Course Description

English 3301, “George Eliot’s Middlemarch

Professor Margot Backus

Spring 2013

 

When asked what he felt the central insight that his notoriously complex theory of deconstruction should have for all students of literature, Jacques Derrida responded: “slow down!” This section of English 3301 will apply Derrida’s advice in a very specific way, by deliberately emulating the reading of a Victorian novel as it would have been read by its original audience, who read each of the novel’s eight books as a serial installment.

 

Eliot’s 800-page masterpiece has been celebrated as the literary realist novel’s fullest realization, and as such, Middlemarch is frequently invoked as a touchstone against which various prior and subsequent developments in the novel are defined. Yet as a work understood as the fulfillment of several literary traditions, including fiction, the novel, the marriage plot, the historical novel, and realism, and as the standard from which subsequent developments such as naturalism, symbolism, modernism and meta-fiction depart, Middlemarch currently poses as least as many problems for English majors as it resolves Most fundamentally, given its enormous size, in our busy and information-inundated world, Middlemarch is increasingly difficult for faculty to assign, or for students to carefully read when they do. Furthermore, Middlemarch’s status as the epitome of the high realist novel, when accepted unquestioningly, with little or no serious investigation into such far from obvious questions as what the novel, fiction, and realism are, can turn not only this novel but “the realist novel” as a whole into something that seems deceivingly straightforward and naïve. To the contrary, however, a “slowed down” examination of Eliot’s realism raises very sophisticated questions concerning the relationship between an objective, external world, if any, and Eliot’s intricate verbal construct. Such a deliberate, disciplined reading of the novel lends itself to an “Introduction to Literary Studies,” because we will have room for readings in biography, close reading, aspects of Victorian culture and history, and in generic issues including fiction, the novel, and realism, and also for weekly workshops aimed at developing majors’ abilities in the areas of close reading, the application of source materials to a text, library and archival research, and the drafting and revision of critical essays. As a class that will meet on a MWF schedule, we will spend our Friday class meetings working on specific reading, invention, research, and writing skills, so that the final course grade will reflect, roughly equally, the informal writing exercises and in-class participation the course will require, and half on the final, polished critical essay these each course participant will produce.

--- RECORD EXTRACTS ---
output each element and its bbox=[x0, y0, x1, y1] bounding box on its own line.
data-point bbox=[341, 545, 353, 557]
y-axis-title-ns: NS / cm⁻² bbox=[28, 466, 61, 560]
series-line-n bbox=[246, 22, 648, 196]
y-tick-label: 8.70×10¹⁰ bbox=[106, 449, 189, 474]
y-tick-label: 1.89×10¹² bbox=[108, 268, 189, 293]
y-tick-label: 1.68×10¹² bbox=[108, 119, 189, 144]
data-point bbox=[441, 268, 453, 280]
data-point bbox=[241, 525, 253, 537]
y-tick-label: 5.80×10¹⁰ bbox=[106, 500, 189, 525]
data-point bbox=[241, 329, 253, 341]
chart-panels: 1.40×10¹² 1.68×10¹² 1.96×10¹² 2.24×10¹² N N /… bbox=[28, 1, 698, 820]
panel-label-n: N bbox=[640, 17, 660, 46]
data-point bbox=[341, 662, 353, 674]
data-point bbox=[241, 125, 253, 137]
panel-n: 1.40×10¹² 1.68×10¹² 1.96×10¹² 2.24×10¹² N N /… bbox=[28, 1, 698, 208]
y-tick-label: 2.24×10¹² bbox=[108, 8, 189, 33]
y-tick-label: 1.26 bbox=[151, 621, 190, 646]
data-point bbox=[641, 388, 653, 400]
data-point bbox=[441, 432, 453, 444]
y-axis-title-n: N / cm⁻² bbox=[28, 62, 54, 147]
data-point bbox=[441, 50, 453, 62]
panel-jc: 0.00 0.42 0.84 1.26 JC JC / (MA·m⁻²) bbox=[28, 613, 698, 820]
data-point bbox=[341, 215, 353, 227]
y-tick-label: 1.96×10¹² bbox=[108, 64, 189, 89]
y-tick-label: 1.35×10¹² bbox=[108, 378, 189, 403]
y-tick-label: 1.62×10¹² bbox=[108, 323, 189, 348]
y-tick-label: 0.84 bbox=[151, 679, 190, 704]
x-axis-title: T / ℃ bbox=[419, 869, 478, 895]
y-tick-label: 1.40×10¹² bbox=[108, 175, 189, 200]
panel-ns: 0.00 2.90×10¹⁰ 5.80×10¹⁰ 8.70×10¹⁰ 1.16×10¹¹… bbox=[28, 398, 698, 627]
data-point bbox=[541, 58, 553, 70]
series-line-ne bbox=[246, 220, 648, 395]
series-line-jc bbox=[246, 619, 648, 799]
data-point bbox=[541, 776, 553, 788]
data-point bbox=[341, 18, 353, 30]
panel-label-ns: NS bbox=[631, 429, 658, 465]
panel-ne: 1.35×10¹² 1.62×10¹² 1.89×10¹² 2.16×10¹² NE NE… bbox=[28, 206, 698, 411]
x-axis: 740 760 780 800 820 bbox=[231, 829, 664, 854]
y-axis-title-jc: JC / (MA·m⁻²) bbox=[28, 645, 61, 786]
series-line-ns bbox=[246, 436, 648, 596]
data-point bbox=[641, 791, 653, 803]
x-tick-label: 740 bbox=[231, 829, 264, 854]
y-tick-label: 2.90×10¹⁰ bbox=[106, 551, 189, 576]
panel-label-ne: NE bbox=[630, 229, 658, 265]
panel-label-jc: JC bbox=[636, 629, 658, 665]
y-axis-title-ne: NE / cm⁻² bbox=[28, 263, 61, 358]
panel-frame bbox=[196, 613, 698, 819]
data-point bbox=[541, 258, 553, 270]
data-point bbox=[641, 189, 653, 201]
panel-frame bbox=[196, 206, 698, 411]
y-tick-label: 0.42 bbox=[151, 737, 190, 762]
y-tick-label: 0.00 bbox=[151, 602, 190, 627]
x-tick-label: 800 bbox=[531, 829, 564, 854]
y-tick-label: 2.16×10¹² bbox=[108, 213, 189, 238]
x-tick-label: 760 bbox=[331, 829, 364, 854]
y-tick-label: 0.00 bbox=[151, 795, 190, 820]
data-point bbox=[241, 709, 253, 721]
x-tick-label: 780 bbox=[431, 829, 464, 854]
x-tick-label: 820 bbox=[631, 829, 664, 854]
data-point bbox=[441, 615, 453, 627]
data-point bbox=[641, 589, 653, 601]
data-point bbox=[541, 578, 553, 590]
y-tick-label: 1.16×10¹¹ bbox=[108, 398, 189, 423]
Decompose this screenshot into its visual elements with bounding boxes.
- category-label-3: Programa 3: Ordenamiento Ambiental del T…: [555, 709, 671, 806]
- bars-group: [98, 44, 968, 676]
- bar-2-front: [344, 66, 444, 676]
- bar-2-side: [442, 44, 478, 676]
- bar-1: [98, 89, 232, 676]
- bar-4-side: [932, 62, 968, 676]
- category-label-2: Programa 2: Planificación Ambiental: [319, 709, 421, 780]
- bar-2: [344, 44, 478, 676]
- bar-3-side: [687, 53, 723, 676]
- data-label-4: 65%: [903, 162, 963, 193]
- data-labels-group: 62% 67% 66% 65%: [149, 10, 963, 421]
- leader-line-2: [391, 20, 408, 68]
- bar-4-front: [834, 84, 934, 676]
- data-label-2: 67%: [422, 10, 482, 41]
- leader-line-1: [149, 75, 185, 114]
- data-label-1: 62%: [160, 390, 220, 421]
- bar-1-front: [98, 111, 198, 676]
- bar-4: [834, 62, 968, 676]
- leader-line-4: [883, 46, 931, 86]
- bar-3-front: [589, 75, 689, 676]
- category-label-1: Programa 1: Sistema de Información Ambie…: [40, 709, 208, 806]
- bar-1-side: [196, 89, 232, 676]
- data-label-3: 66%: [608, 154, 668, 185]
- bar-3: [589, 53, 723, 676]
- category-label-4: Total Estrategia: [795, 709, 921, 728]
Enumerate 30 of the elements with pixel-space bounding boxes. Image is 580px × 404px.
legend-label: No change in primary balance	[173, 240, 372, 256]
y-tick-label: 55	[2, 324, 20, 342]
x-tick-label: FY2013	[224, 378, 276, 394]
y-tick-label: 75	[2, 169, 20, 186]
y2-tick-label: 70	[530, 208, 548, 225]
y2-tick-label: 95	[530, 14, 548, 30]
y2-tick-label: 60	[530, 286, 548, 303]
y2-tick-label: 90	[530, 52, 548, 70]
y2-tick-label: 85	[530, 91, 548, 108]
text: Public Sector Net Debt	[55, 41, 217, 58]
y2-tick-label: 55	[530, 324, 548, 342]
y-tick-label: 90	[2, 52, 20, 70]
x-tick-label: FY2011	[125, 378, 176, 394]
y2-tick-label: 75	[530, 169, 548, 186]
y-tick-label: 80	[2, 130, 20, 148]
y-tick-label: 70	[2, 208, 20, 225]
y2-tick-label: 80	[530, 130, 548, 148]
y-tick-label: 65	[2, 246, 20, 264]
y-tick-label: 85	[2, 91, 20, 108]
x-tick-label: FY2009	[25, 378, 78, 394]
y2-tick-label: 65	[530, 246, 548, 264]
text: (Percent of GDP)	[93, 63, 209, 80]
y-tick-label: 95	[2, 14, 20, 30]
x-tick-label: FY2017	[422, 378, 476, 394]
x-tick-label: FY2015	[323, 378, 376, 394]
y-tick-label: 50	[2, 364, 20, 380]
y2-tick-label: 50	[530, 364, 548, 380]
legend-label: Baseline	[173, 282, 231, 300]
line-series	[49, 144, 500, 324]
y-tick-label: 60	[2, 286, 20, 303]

--- TASK TO CARRY OUT ---
Reproduce the stretch of the course description from "Spring 2013" through "a serial installment.", swapping "Victorian" for "nineteenth-century".

--- FINAL RESULT ---
Spring 2013

 

When asked what he felt the central insight that his notoriously complex theory of deconstruction should have for all students of literature, Jacques Derrida responded: “slow down!” This section of English 3301 will apply Derrida’s advice in a very specific way, by deliberately emulating the reading of a nineteenth-century novel as it would have been read by its original audience, who read each of the novel’s eight books as a serial installment.